[Figure record listings]
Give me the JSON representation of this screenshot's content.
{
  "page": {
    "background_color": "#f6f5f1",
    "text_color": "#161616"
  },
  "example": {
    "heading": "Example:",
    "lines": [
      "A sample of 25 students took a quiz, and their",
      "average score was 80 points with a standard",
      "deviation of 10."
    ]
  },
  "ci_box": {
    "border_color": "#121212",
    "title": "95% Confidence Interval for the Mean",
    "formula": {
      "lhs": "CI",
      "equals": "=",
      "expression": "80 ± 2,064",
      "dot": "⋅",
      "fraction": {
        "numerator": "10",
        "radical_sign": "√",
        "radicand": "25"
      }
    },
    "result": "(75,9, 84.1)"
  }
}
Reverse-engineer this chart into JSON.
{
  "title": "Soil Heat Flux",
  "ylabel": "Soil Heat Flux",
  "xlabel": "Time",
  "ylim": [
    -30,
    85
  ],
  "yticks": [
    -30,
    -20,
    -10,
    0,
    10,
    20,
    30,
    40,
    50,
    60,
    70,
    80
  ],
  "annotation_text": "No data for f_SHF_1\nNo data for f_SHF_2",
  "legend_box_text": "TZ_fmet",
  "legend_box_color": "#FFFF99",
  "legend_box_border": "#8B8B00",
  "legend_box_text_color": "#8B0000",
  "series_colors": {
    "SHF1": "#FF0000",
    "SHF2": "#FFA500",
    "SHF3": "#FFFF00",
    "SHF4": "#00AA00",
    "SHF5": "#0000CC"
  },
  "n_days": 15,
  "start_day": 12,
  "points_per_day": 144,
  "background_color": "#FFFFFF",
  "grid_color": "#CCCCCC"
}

• TO BE DONE: Within the listing above, copy each line that has the string "JSON".

• SOLUTION:
Give me the JSON representation of this screenshot's content.
Reverse-engineer this chart into JSON.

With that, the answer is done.